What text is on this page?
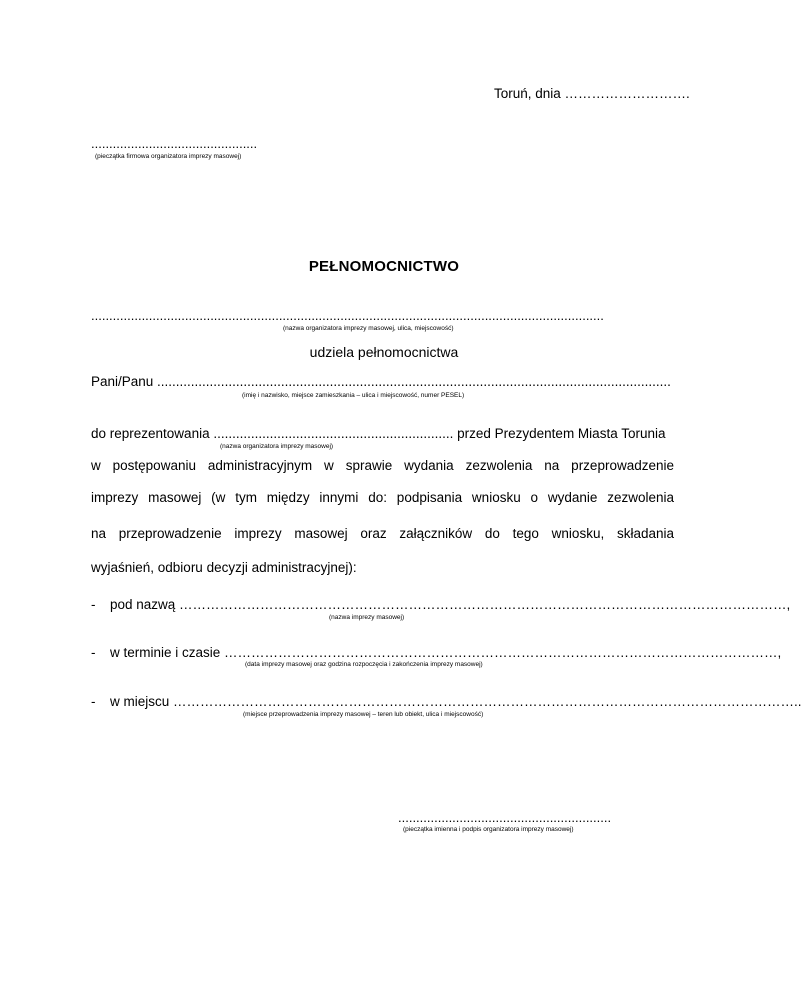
Toruń, dnia ……………………….
..............................................
(pieczątka firmowa organizatora imprezy masowej)
PEŁNOMOCNICTWO
..............................................................................................................................................
(nazwa organizatora imprezy masowej, ulica, miejscowość)
udziela pełnomocnictwa
Pani/Panu .........................................................................................................................................
(imię i nazwisko, miejsce zamieszkania – ulica i miejscowość, numer PESEL)
do reprezentowania ................................................................ przed Prezydentem Miasta Torunia
(nazwa organizatora imprezy masowej)
w postępowaniu administracyjnym w sprawie wydania zezwolenia na przeprowadzenie
imprezy masowej (w tym między innymi do: podpisania wniosku o wydanie zezwolenia
na przeprowadzenie imprezy masowej oraz załączników do tego wniosku, składania
wyjaśnień, odbioru decyzji administracyjnej):
- pod nazwą ………………………………………………………………………………………………………………………,
(nazwa imprezy masowej)
- w terminie i czasie ……………………………………………………………………………………………………………,
(data imprezy masowej oraz godzina rozpoczęcia i zakończenia imprezy masowej)
- w miejscu …………………………………………………………………………………………………………………………..
(miejsce przeprowadzenia imprezy masowej – teren lub obiekt, ulica i miejscowość)
...........................................................
(pieczątka imienna i podpis organizatora imprezy masowej)
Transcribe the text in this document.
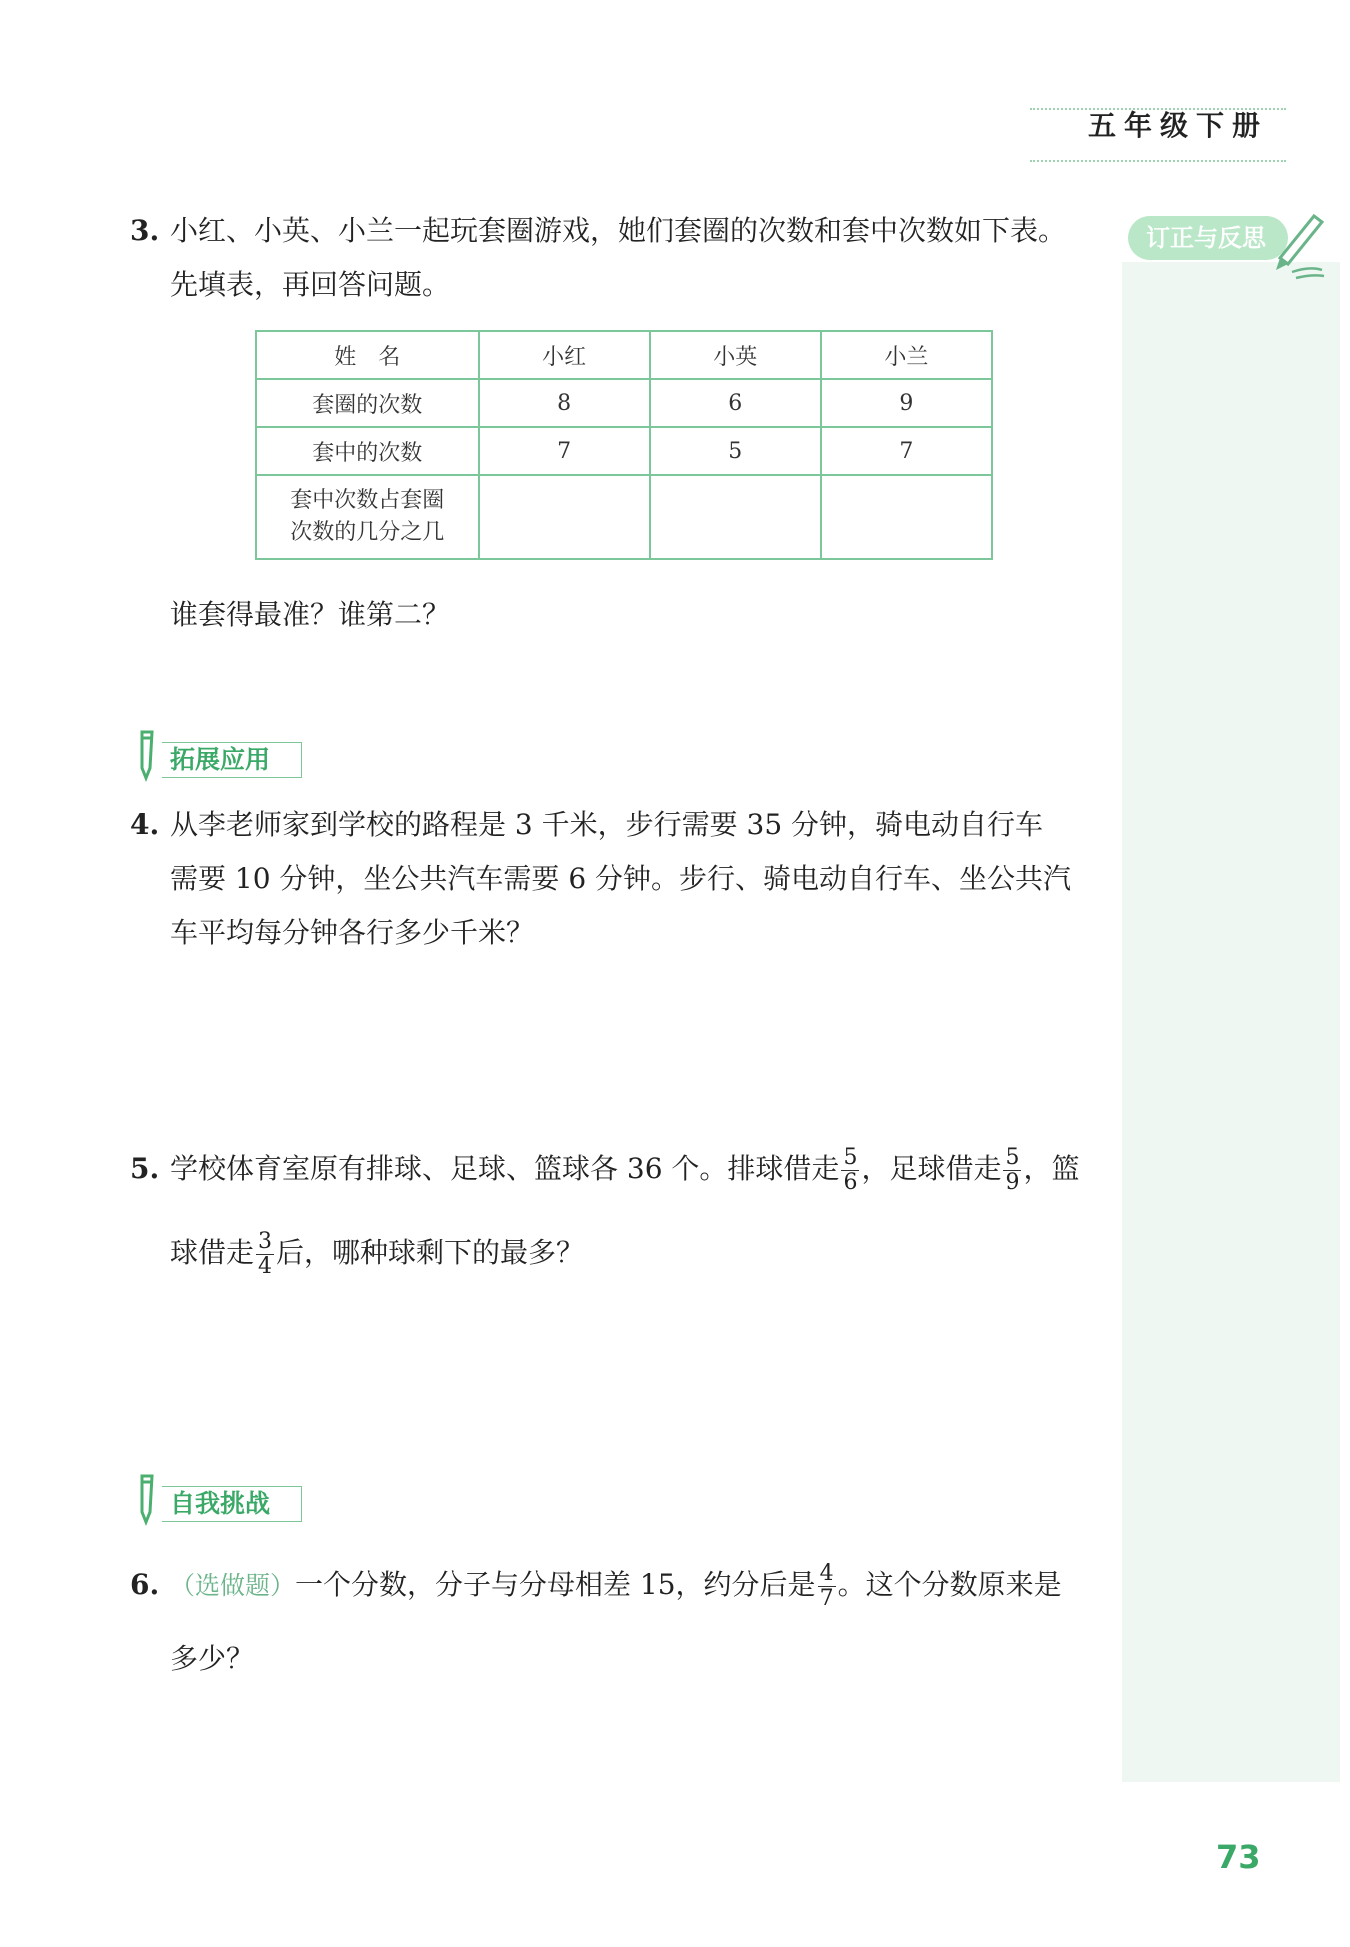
五年级下册
订正与反思
3. 小红、小英、小兰一起玩套圈游戏，她们套圈的次数和套中次数如下表。
先填表，再回答问题。
姓　名	小红	小英	小兰
套圈的次数	8	6	9
套中的次数	7	5	7

套中次数占套圈
次数的几分之几			

谁套得最准？谁第二？
拓展应用
4. 从李老师家到学校的路程是 3 千米，步行需要 35 分钟，骑电动自行车
需要 10 分钟，坐公共汽车需要 6 分钟。步行、骑电动自行车、坐公共汽
车平均每分钟各行多少千米？
5. 学校体育室原有排球、足球、篮球各 36 个。排球借走 $\frac{5}{6}$ ，足球借走 $\frac{5}{9}$ ，篮
球借走 $\frac{3}{4}$ 后，哪种球剩下的最多？
自我挑战
6. （选做题）一个分数，分子与分母相差 15，约分后是 $\frac{4}{7}$ 。这个分数原来是
多少？
73
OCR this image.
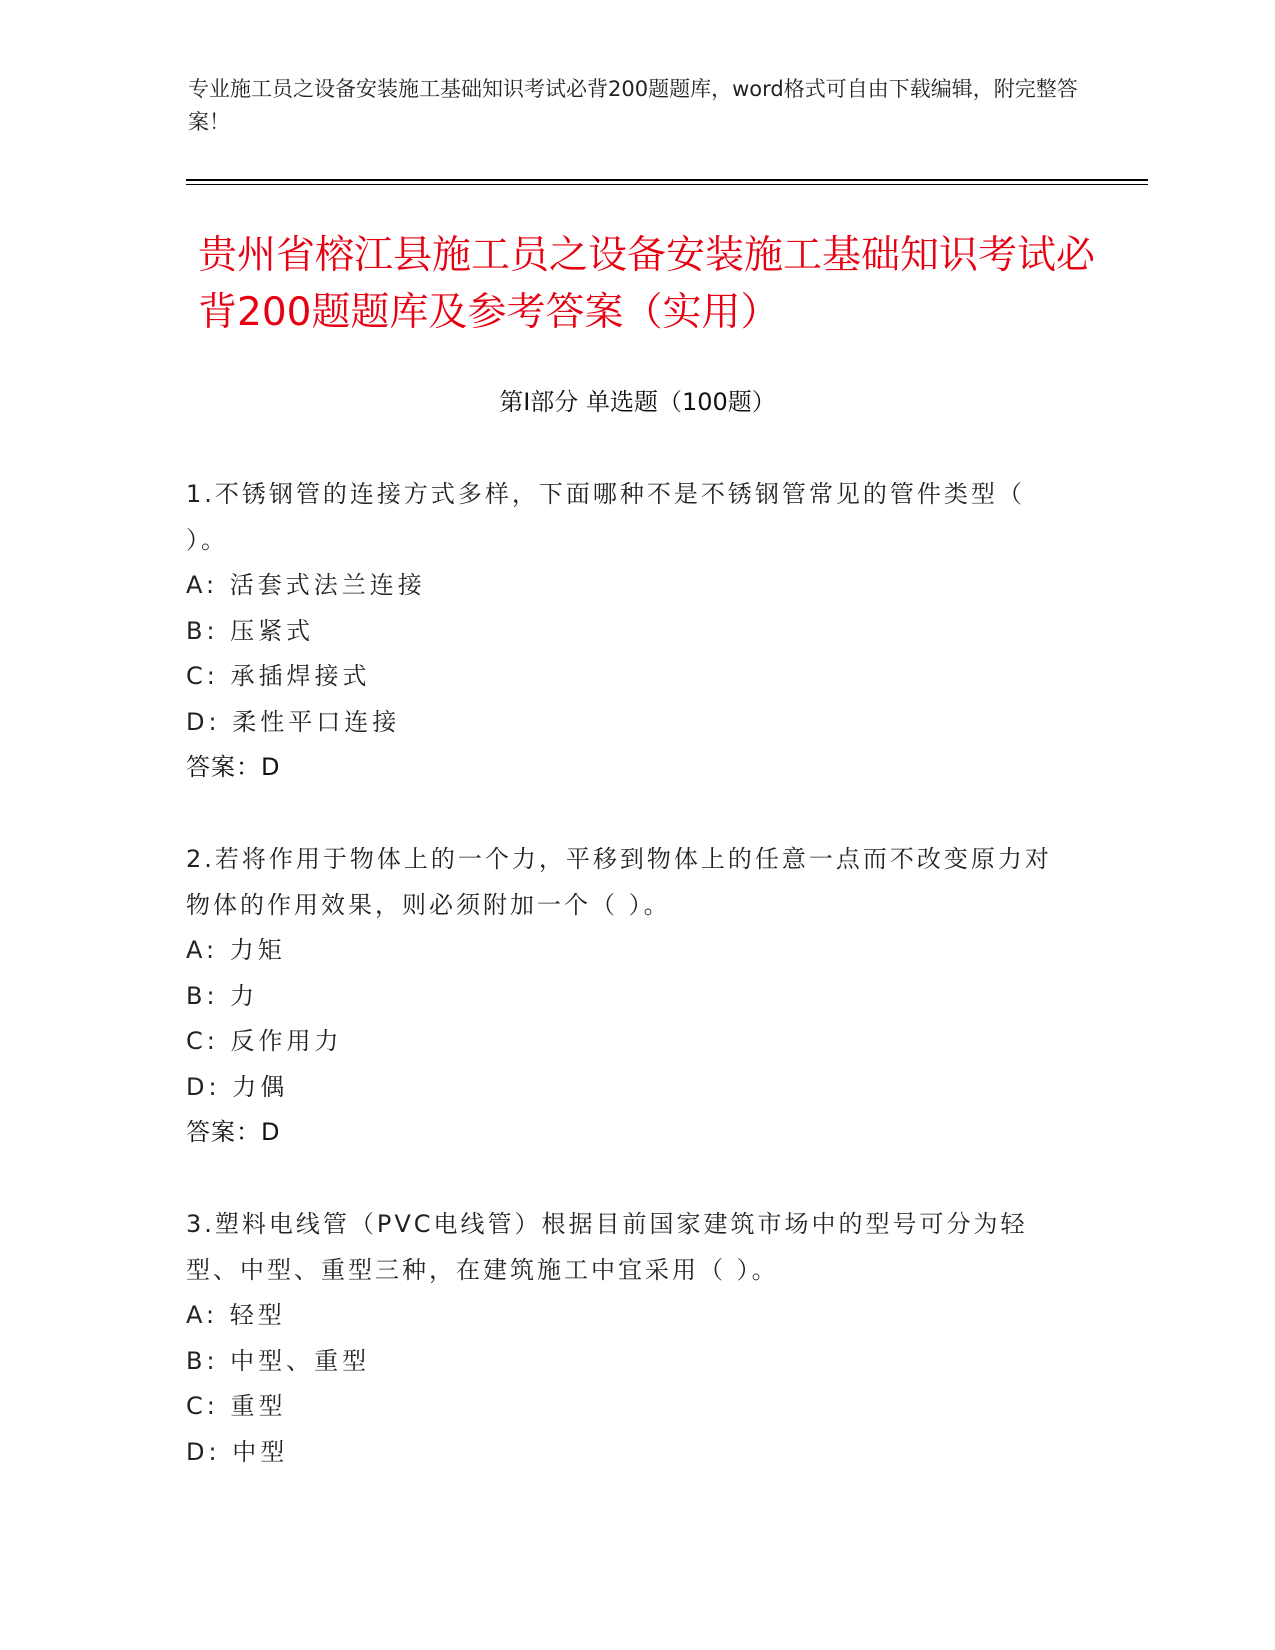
专业施工员之设备安装施工基础知识考试必背200题题库，word格式可自由下载编辑，附完整答案！
贵州省榕江县施工员之设备安装施工基础知识考试必背200题题库及参考答案（实用）
第Ⅰ部分 单选题（100题）
1.不锈钢管的连接方式多样，下面哪种不是不锈钢管常见的管件类型（ ）。
A: 活套式法兰连接
B: 压紧式
C: 承插焊接式
D: 柔性平口连接
答案：D
2.若将作用于物体上的一个力，平移到物体上的任意一点而不改变原力对物体的作用效果，则必须附加一个（ ）。
A: 力矩
B: 力
C: 反作用力
D: 力偶
答案：D
3.塑料电线管（PVC电线管）根据目前国家建筑市场中的型号可分为轻型、中型、重型三种，在建筑施工中宜采用（ ）。
A: 轻型
B: 中型、重型
C: 重型
D: 中型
***
# Task goal
Gather from the records above every line containing the string "ulica".

# Worked answer
(nazwa organizatora imprezy masowej, ulica, miejscowość)
(imię i nazwisko, miejsce zamieszkania – ulica i miejscowość, numer PESEL)
(miejsce przeprowadzenia imprezy masowej – teren lub obiekt, ulica i miejscowość)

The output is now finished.